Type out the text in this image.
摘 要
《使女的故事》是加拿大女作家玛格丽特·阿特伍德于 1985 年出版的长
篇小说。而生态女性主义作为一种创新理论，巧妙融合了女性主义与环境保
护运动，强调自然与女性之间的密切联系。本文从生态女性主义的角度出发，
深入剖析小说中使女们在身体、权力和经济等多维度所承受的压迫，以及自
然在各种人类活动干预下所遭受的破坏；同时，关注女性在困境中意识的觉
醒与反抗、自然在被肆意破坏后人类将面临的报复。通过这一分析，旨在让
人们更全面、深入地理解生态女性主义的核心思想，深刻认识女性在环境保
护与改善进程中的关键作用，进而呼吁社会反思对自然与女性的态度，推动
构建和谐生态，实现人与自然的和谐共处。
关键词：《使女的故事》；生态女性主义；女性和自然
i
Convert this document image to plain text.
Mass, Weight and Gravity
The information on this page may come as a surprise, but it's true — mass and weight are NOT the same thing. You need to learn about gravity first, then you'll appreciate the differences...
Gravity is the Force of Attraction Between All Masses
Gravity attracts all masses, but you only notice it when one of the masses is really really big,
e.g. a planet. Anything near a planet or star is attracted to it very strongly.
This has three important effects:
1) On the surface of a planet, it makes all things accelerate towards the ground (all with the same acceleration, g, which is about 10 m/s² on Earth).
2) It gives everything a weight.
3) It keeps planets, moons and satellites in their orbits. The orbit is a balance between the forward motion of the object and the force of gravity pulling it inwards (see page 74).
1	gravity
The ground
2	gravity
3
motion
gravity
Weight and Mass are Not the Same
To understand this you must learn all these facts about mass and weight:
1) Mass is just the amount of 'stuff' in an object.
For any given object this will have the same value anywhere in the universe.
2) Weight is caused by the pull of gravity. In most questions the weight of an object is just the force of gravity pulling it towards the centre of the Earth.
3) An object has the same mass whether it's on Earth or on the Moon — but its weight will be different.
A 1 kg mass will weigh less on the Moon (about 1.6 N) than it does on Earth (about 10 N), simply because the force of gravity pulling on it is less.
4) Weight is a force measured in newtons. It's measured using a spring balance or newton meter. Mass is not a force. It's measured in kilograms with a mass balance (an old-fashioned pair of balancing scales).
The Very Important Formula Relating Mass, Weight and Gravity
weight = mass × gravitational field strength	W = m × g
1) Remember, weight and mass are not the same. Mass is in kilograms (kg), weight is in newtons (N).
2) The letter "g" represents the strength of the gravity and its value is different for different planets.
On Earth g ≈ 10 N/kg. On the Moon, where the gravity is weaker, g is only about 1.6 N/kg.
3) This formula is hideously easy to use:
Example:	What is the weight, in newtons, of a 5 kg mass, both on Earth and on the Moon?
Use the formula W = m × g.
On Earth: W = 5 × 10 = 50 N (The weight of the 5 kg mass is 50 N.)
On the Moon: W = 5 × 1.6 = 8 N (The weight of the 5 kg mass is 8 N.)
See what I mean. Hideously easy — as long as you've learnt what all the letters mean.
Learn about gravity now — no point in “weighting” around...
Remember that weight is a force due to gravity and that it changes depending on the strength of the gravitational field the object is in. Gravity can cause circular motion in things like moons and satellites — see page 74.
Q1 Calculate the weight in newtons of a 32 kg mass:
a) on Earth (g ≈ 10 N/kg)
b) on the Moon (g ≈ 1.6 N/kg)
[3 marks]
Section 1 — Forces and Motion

⁂

Directions for this task = Return all lines with the word "satellites" in them.

Problem solution =
3) It keeps planets, moons and satellites in their orbits. The orbit is a balance between the forward motion of the object and the force of gravity pulling it inwards (see page 74).
Remember that weight is a force due to gravity and that it changes depending on the strength of the gravitational field the object is in. Gravity can cause circular motion in things like moons and satellites — see page 74.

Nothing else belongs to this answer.